| ZIELSETZUNG |
Stellen Sie sämtliche Zeilen aller folgenden Einträge als Markdown-Tabelle mit den Spalten „Nr.“ (fortlaufende Zeilennummer) und „Eintrag“ (die Zeile selbst) dar und lassen Sie leere Zeilen aus. Die Bilder nehmen Sie nicht in die Tabelle auf.

__________________________________________________

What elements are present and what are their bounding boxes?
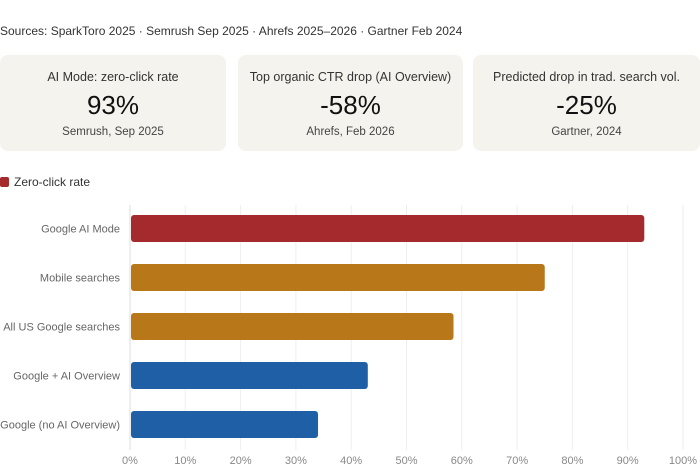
stat-source: Semrush, Sep 2025 [62,126,164,138]
bar [131,264,545,291]
x-tick-label: 40% [340,455,362,467]
legend-swatch [0,177,9,187]
bar-chart: 0% 10% 20% 30% 40% 50% 60% 70% 80% 90% 100% Google … [0,205,697,467]
x-tick-label: 30% [285,455,307,467]
x-tick-label: 60% [451,455,473,467]
x-tick-label: 10% [174,455,196,467]
stat-label: AI Mode: zero-click rate [47,70,179,84]
x-tick-label: 20% [230,455,252,467]
x-tick-label: 0% [122,455,138,467]
stat-card-ai-mode: AI Mode: zero-click rate 93% Semrush, Se… [0,55,226,151]
category-label: All US Google searches [3,322,120,334]
stat-value: 93% [86,90,140,120]
stat-label: Top organic CTR drop (AI Overview) [249,70,452,84]
stat-source: Gartner, 2024 [551,126,622,138]
sources-note: Sources: SparkToro 2025 · Semrush Sep 20… [0,24,463,38]
x-tick-label: 90% [617,455,639,467]
x-tick-label: 50% [395,455,417,467]
x-tick-label: 100% [669,455,697,467]
category-label: Google + AI Overview [13,371,120,383]
stat-card-search-vol: Predicted drop in trad. search vol. -25%… [473,55,700,151]
stat-value: -58% [320,90,381,120]
stat-label: Predicted drop in trad. search vol. [493,70,680,84]
chart-legend[interactable]: Zero-click rate [0,175,90,189]
bar [131,313,454,340]
category-label: Google (no AI Overview) [0,420,120,432]
bar [131,215,645,242]
x-tick-label: 70% [506,455,528,467]
x-tick-label: 80% [561,455,583,467]
stat-source: Ahrefs, Feb 2026 [306,126,395,138]
stat-card-ctr-drop: Top organic CTR drop (AI Overview) -58% … [238,55,463,151]
bar [131,362,368,389]
category-label: Mobile searches [40,273,121,285]
category-label: Google AI Mode [41,224,120,236]
stat-value: -25% [556,90,617,120]
bar [131,411,319,438]
legend-label: Zero-click rate [14,175,91,189]
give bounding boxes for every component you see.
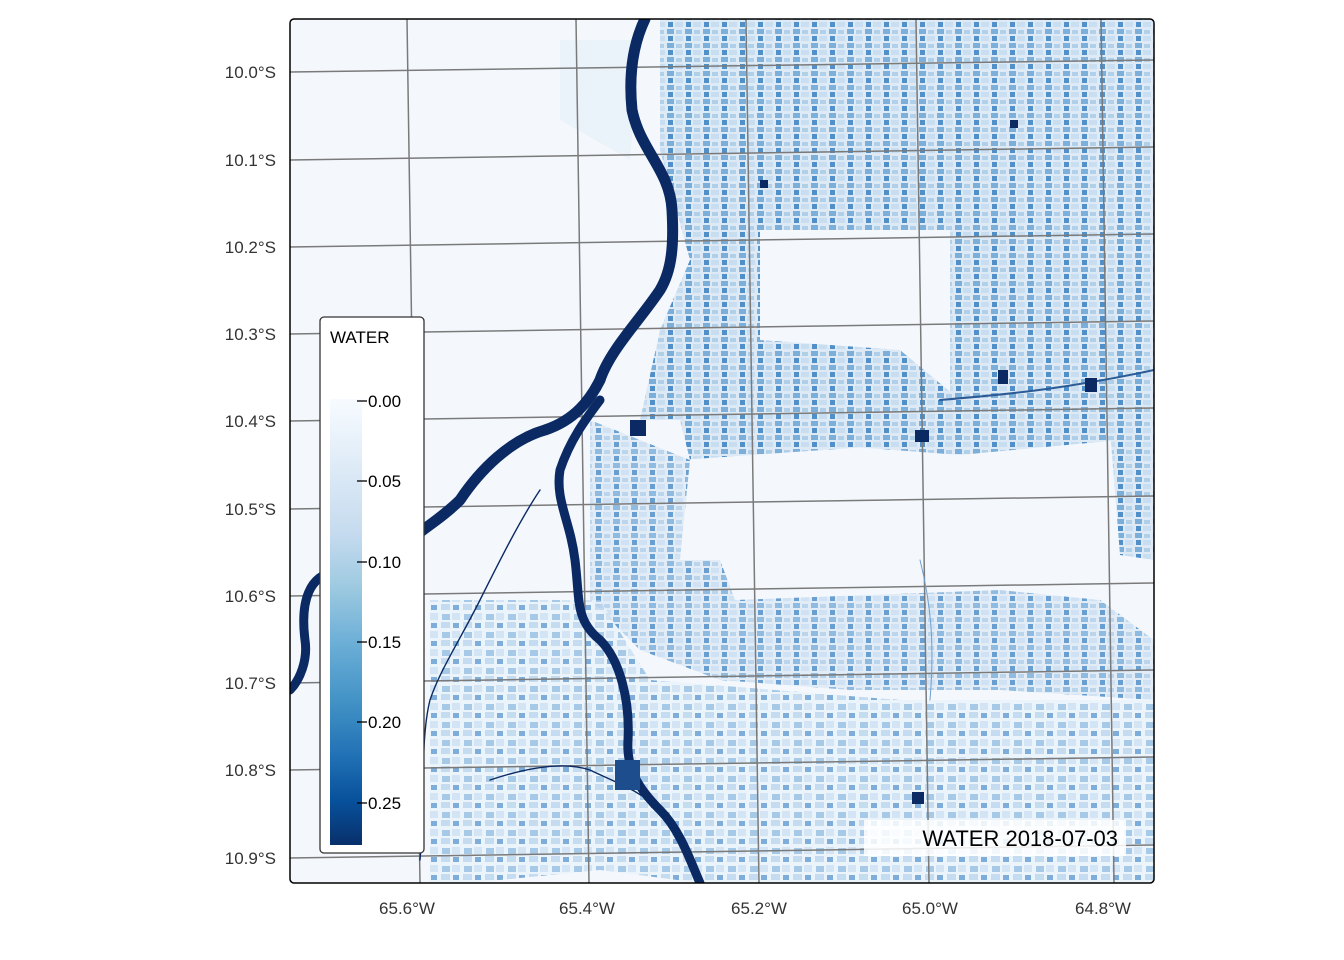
y-tick-label: 10.8°S (225, 761, 276, 780)
x-tick-label: 65.4°W (559, 899, 615, 918)
x-tick-label: 65.6°W (379, 899, 435, 918)
x-axis: 65.6°W 65.4°W 65.2°W 65.0°W 64.8°W (379, 899, 1131, 918)
legend-tick-label: 0.20 (368, 713, 401, 732)
y-tick-label: 10.4°S (225, 412, 276, 431)
y-tick-label: 10.0°S (225, 63, 276, 82)
y-tick-label: 10.1°S (225, 151, 276, 170)
y-tick-label: 10.2°S (225, 238, 276, 257)
x-tick-label: 64.8°W (1075, 899, 1131, 918)
map-frame (289, 18, 1155, 884)
legend-colorbar (330, 399, 362, 845)
legend-title: WATER (330, 328, 390, 347)
map-title: WATER 2018-07-03 (922, 826, 1118, 851)
field-patches (430, 19, 1154, 883)
y-tick-label: 10.9°S (225, 849, 276, 868)
y-tick-label: 10.6°S (225, 587, 276, 606)
y-tick-label: 10.5°S (225, 500, 276, 519)
title-backdrop (864, 820, 1126, 856)
y-tick-label: 10.7°S (225, 674, 276, 693)
legend-tick-label: 0.15 (368, 633, 401, 652)
y-axis: 10.0°S 10.1°S 10.2°S 10.3°S 10.4°S 10.5°… (225, 63, 276, 868)
x-tick-label: 65.2°W (731, 899, 787, 918)
dark-patches (615, 120, 1097, 804)
legend-tick-label: 0.05 (368, 472, 401, 491)
legend-tick-label: 0.25 (368, 794, 401, 813)
legend-tick-label: 0.10 (368, 553, 401, 572)
x-tick-label: 65.0°W (902, 899, 958, 918)
y-tick-label: 10.3°S (225, 325, 276, 344)
legend: WATER 0.00 0.05 0.10 0.15 0.20 0.25 (319, 316, 425, 854)
legend-tick-label: 0.00 (368, 392, 401, 411)
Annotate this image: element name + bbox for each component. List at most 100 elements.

__________________________________________________

| ERGEBNIS |
| Nr. | Eintrag |
|---|---|
| 1 | What elements are present and what are their bounding boxes? |
| 2 | stat-source: Semrush, Sep 2025 [62,126,164,138] |
| 3 | bar [131,264,545,291] |
| 4 | x-tick-label: 40% [340,455,362,467] |
| 5 | legend-swatch [0,177,9,187] |
| 6 | bar-chart: 0% 10% 20% 30% 40% 50% 60% 70% 80% 90% 100% Google … [0,205,697,467] |
| 7 | x-tick-label: 30% [285,455,307,467] |
| 8 | x-tick-label: 60% [451,455,473,467] |
| 9 | x-tick-label: 10% [174,455,196,467] |
| 10 | stat-label: AI Mode: zero-click rate [47,70,179,84] |
| 11 | x-tick-label: 20% [230,455,252,467] |
| 12 | x-tick-label: 0% [122,455,138,467] |
| 13 | stat-card-ai-mode: AI Mode: zero-click rate 93% Semrush, Se… [0,55,226,151] |
| 14 | category-label: All US Google searches [3,322,120,334] |
| 15 | stat-value: 93% [86,90,140,120] |
| 16 | stat-label: Top organic CTR drop (AI Overview) [249,70,452,84] |
| 17 | stat-source: Gartner, 2024 [551,126,622,138] |
| 18 | sources-note: Sources: SparkToro 2025 · Semrush Sep 20… [0,24,463,38] |
| 19 | x-tick-label: 90% [617,455,639,467] |
| 20 | x-tick-label: 50% [395,455,417,467] |
| 21 | x-tick-label: 100% [669,455,697,467] |
| 22 | category-label: Google + AI Overview [13,371,120,383] |
| 23 | stat-card-search-vol: Predicted drop in trad. search vol. -25%… [473,55,700,151] |
| 24 | stat-value: -58% [320,90,381,120] |
| 25 | stat-label: Predicted drop in trad. search vol. [493,70,680,84] |
| 26 | chart-legend[interactable]: Zero-click rate [0,175,90,189] |
| 27 | bar [131,313,454,340] |
| 28 | category-label: Google (no AI Overview) [0,420,120,432] |
| 29 | bar [131,215,645,242] |
| 30 | x-tick-label: 70% [506,455,528,467] |
| 31 | x-tick-label: 80% [561,455,583,467] |
| 32 | stat-source: Ahrefs, Feb 2026 [306,126,395,138] |
| 33 | stat-card-ctr-drop: Top organic CTR drop (AI Overview) -58% … [238,55,463,151] |
| 34 | bar [131,362,368,389] |
| 35 | category-label: Mobile searches [40,273,121,285] |
| 36 | category-label: Google AI Mode [41,224,120,236] |
| 37 | stat-value: -25% [556,90,617,120] |
| 38 | bar [131,411,319,438] |
| 39 | legend-label: Zero-click rate [14,175,91,189] |
| 40 | give bounding boxes for every component you see. |
| 41 | y-tick-label: 10.8°S (225, 761, 276, 780) |
| 42 | x-tick-label: 65.4°W (559, 899, 615, 918) |
| 43 | x-tick-label: 65.6°W (379, 899, 435, 918) |
| 44 | x-axis: 65.6°W 65.4°W 65.2°W 65.0°W 64.8°W (379, 899, 1131, 918) |
| 45 | legend-tick-label: 0.20 (368, 713, 401, 732) |
| 46 | y-tick-label: 10.4°S (225, 412, 276, 431) |
| 47 | y-tick-label: 10.0°S (225, 63, 276, 82) |
| 48 | y-tick-label: 10.1°S (225, 151, 276, 170) |
| 49 | y-tick-label: 10.2°S (225, 238, 276, 257) |
| 50 | x-tick-label: 64.8°W (1075, 899, 1131, 918) |
| 51 | map-frame (289, 18, 1155, 884) |
| 52 | legend-colorbar (330, 399, 362, 845) |
| 53 | legend-title: WATER (330, 328, 390, 347) |
| 54 | map-title: WATER 2018-07-03 (922, 826, 1118, 851) |
| 55 | field-patches (430, 19, 1154, 883) |
| 56 | y-tick-label: 10.9°S (225, 849, 276, 868) |
| 57 | y-tick-label: 10.6°S (225, 587, 276, 606) |
| 58 | y-tick-label: 10.5°S (225, 500, 276, 519) |
| 59 | title-backdrop (864, 820, 1126, 856) |
| 60 | y-tick-label: 10.7°S (225, 674, 276, 693) |
| 61 | legend-tick-label: 0.15 (368, 633, 401, 652) |
| 62 | y-axis: 10.0°S 10.1°S 10.2°S 10.3°S 10.4°S 10.5°… (225, 63, 276, 868) |
| 63 | x-tick-label: 65.2°W (731, 899, 787, 918) |
| 64 | dark-patches (615, 120, 1097, 804) |
| 65 | legend-tick-label: 0.05 (368, 472, 401, 491) |
| 66 | legend-tick-label: 0.25 (368, 794, 401, 813) |
| 67 | legend-tick-label: 0.10 (368, 553, 401, 572) |
| 68 | x-tick-label: 65.0°W (902, 899, 958, 918) |
| 69 | y-tick-label: 10.3°S (225, 325, 276, 344) |
| 70 | legend: WATER 0.00 0.05 0.10 0.15 0.20 0.25 (319, 316, 425, 854) |
| 71 | legend-tick-label: 0.00 (368, 392, 401, 411) |
| 72 | Annotate this image: element name + bbox for each component. List at most 100 elements. |